***** EXCERPTED TEXT

Re: [PATCH] MIPS: Rewrite `csum_tcpudp_nofold' in plain C

From: Thomas Bogendoerfer
Date: Mon May 23 2022 - 06:30:43 EST


On Sun, May 22, 2022 at 09:48:14PM +0100, Maciej W. Rozycki wrote:
> Recent commit 198688edbf77 ("MIPS: Fix inline asm input/output type
> mismatch in checksum.h used with Clang") introduced a code size and
> performance regression with 64-bit code emitted for `csum_tcpudp_nofold'
> by GCC, caused by a redundant truncation operation produced due to a
> data type change made to the variable associated with the inline
> assembly's output operand.
>
> The intent previously expressed here with operands and constraints for
> optimal code was to have the output operand share a register with one
> inputs, both of a different integer type each. This is perfectly valid
> with the MIPS psABI where a register can hold integer data of different
> types and the assembly code used here makes data stored in the output
> register match the data type used with the output operand, however it
> has turned out impossible to express this arrangement in source code
> such as to satisfy LLVM, apparently due to the compiler's internal
> limitations.
>
> There is nothing peculiar about the inline assembly `csum_tcpudp_nofold'
> includes however, though it does choose assembly instructions carefully.

**********
***** ENTRIES SHOWN

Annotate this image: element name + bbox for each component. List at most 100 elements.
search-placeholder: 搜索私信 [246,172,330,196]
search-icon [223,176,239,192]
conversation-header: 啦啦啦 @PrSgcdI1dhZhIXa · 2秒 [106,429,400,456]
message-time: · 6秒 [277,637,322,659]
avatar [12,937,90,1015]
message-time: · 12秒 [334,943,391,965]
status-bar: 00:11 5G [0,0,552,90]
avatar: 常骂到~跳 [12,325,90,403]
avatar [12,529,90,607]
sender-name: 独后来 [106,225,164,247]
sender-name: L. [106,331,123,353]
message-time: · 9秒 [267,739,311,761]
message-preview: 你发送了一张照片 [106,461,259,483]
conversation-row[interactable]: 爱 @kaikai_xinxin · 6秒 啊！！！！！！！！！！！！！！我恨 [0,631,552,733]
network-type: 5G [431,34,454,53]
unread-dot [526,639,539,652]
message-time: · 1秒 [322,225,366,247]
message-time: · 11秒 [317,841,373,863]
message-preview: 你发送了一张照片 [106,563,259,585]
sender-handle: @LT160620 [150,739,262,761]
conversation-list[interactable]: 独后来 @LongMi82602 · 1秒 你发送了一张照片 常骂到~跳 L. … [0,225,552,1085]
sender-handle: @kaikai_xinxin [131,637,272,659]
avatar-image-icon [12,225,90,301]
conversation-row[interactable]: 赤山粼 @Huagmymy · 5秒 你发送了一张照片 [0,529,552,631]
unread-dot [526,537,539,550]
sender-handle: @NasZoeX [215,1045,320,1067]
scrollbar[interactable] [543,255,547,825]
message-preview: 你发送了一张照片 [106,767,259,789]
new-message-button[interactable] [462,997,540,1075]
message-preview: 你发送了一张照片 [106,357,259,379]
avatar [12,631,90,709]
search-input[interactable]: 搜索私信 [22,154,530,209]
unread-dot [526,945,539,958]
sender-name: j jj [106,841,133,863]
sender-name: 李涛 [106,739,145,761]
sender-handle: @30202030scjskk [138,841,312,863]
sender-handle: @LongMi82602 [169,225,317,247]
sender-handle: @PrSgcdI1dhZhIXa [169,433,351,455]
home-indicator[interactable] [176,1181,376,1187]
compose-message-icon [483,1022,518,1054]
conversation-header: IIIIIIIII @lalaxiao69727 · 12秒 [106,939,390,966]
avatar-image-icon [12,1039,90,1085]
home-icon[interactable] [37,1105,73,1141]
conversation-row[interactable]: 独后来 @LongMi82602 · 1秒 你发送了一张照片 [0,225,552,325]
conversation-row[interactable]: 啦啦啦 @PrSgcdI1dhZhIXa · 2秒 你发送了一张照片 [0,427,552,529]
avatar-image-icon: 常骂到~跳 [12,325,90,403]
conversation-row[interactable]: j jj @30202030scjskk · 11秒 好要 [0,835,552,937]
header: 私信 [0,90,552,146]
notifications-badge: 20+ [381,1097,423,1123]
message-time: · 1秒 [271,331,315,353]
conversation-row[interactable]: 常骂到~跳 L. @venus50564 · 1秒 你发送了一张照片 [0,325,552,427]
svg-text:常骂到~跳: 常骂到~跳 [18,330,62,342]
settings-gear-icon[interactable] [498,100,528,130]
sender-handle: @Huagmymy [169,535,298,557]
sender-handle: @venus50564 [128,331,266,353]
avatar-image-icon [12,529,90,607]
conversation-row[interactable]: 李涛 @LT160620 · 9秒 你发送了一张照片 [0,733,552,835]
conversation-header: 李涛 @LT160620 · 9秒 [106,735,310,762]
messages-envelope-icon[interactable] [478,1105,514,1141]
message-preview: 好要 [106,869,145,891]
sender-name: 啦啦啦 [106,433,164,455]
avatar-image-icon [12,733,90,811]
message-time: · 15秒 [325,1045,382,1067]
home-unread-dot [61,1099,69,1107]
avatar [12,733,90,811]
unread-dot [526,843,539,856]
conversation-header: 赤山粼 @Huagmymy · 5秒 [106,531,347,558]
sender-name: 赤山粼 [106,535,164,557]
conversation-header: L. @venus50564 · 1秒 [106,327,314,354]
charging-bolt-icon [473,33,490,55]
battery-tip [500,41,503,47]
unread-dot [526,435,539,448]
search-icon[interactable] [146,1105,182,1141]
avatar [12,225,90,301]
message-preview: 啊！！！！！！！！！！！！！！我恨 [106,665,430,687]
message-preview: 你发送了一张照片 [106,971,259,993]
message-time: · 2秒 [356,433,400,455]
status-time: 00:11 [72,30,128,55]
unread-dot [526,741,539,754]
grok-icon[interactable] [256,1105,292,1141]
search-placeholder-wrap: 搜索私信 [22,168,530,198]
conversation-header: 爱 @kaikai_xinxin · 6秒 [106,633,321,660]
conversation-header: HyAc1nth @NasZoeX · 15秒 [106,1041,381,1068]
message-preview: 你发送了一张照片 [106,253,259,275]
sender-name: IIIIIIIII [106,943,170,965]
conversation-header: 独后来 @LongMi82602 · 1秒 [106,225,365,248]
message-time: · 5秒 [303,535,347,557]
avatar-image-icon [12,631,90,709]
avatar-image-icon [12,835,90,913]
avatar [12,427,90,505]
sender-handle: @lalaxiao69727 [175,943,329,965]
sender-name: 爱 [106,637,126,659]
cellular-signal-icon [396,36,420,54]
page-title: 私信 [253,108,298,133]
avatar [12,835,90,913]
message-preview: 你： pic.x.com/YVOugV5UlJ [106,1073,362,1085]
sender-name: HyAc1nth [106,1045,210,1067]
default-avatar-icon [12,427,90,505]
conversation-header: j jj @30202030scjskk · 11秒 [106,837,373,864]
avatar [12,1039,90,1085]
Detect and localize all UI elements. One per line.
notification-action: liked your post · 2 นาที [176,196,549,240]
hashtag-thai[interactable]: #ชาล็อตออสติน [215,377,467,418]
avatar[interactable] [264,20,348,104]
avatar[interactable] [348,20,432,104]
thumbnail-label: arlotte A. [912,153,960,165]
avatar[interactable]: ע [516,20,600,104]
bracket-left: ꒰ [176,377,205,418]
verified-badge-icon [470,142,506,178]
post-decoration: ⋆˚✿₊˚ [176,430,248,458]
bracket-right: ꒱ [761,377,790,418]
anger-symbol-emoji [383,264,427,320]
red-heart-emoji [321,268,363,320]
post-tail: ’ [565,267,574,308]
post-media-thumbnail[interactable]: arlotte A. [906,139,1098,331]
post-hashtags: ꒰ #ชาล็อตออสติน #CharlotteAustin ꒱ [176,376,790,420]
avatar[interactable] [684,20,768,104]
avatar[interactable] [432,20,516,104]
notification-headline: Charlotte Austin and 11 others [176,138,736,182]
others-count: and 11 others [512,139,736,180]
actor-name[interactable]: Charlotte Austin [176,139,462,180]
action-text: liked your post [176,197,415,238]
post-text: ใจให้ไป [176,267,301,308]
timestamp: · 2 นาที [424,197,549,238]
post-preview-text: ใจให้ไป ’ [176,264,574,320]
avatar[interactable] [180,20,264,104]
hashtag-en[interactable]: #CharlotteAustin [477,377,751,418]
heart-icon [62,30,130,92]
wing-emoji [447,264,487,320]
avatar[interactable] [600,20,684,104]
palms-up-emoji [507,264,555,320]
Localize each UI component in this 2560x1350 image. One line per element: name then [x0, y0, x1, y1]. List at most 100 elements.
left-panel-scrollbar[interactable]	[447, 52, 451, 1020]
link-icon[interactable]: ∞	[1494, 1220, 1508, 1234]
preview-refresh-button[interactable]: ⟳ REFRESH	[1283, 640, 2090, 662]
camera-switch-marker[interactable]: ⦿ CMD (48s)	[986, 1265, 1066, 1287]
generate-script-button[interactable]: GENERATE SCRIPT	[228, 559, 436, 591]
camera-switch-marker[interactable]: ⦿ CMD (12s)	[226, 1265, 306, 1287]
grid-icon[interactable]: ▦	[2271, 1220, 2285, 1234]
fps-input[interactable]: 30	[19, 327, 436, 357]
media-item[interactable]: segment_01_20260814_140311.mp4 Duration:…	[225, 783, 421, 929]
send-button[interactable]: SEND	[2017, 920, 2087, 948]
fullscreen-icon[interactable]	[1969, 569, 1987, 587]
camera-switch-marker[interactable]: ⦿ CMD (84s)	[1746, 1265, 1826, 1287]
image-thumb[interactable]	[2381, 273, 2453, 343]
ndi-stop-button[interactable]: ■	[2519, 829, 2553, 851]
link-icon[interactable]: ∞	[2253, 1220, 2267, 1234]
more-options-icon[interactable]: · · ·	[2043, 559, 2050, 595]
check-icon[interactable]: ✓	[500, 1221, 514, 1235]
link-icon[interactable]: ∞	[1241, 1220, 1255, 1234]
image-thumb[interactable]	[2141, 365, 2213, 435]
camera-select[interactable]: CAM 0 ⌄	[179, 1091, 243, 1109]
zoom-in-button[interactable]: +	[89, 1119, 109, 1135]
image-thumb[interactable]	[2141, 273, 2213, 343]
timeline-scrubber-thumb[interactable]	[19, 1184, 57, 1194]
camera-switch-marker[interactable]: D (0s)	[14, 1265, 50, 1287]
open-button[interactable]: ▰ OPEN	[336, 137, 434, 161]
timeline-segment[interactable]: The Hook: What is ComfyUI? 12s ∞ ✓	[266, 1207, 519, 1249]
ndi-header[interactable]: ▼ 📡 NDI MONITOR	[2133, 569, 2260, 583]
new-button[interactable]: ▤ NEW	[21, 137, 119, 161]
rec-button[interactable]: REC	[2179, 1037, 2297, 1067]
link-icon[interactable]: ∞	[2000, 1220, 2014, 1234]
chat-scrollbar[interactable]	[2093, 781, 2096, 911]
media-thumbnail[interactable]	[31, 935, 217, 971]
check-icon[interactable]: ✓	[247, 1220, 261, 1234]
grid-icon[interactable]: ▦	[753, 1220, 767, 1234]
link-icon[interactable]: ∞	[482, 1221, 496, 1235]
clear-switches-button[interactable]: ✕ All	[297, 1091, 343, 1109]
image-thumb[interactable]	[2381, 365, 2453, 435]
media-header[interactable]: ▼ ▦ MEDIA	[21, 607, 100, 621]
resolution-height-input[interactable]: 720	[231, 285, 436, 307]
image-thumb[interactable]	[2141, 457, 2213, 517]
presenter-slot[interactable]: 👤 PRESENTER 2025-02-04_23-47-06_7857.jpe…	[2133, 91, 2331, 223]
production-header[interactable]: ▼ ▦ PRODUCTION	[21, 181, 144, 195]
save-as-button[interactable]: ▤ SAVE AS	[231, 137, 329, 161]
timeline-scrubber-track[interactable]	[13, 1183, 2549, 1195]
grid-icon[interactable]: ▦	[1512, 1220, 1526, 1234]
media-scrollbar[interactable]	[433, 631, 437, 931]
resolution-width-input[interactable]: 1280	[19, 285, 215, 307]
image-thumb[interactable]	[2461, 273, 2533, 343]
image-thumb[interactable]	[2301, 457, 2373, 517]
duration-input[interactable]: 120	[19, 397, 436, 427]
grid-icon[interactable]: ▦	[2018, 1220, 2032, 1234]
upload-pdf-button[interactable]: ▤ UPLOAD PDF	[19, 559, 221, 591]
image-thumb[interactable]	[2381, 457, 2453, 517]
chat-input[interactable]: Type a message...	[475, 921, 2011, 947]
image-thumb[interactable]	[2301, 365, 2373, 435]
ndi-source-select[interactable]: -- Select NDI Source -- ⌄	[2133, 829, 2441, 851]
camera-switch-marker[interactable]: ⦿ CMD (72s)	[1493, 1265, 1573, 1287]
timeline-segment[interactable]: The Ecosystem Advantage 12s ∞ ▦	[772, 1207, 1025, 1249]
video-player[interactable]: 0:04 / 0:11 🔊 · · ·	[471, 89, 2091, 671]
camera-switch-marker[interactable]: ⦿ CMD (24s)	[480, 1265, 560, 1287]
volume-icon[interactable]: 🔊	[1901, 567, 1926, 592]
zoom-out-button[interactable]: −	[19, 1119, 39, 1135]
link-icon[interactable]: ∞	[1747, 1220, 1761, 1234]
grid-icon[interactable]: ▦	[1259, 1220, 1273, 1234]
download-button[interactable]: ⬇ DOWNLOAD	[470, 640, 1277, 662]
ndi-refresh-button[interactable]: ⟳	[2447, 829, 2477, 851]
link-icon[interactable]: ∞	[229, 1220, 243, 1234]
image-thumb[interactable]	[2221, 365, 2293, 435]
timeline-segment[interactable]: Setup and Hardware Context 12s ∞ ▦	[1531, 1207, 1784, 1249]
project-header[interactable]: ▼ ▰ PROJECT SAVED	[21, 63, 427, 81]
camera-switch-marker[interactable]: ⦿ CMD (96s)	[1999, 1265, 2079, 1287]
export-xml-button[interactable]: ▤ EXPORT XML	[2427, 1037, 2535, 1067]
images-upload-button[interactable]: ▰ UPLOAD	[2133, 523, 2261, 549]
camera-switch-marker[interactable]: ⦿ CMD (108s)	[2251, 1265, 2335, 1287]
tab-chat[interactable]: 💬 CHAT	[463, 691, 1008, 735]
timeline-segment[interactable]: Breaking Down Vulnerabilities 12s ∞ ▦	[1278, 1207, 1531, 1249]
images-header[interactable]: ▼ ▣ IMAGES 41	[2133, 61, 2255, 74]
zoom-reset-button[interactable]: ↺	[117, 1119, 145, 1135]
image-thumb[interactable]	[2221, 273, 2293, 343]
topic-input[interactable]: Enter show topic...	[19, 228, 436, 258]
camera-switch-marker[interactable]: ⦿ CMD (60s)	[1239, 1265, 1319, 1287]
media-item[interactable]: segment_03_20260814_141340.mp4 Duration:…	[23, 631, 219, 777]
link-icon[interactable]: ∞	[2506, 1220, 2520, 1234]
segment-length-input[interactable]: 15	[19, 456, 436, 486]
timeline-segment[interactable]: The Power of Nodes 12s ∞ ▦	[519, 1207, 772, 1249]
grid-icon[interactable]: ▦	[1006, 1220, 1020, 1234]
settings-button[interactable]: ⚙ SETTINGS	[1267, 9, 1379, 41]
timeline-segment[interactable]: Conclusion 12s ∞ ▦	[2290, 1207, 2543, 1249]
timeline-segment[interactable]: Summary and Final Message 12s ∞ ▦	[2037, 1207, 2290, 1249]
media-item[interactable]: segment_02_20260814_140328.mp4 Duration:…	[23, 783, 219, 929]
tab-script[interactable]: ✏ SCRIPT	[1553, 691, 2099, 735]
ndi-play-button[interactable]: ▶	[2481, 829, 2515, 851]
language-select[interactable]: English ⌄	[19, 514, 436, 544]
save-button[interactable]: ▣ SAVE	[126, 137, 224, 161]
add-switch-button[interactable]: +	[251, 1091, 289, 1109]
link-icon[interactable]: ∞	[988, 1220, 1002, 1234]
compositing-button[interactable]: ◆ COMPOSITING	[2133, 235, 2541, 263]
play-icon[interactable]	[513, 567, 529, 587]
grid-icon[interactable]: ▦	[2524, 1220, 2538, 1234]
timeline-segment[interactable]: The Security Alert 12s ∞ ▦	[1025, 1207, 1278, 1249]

**********

### TASK REQUIREMENTS
- A) Answer these questions about the mailing-list message:
(i) Who sent the message, and on what date?
(ii) What is the identifier of the recent commit blamed for the regression?
(iii) Whose internal limitations are given as the apparent reason the register arrangement could not be expressed?
- B) Name every compiler mentioned in the mailing-list message.
- C) Summarize the mailing-list message in two sentences.
Rely only on the mailing-list message when answering.

### ANSWERS BY TASK
- A)
(i) Thomas Bogendoerfer, on Mon May 23 2022.
(ii) 198688edbf77.
(iii) LLVM's (the compiler's internal limitations).

- B)
- Clang
- GCC
- LLVM

- C) Commit 198688edbf77 introduced a code size and performance regression in the 64-bit code GCC emits for `csum_tcpudp_nofold'. The regression comes from a redundant truncation caused by a data type change to the inline assembly's output variable, because the earlier design had the output operand share a register with an input of a different integer type, which is valid under the MIPS psABI but proved impossible to express in a way that satisfies LLVM.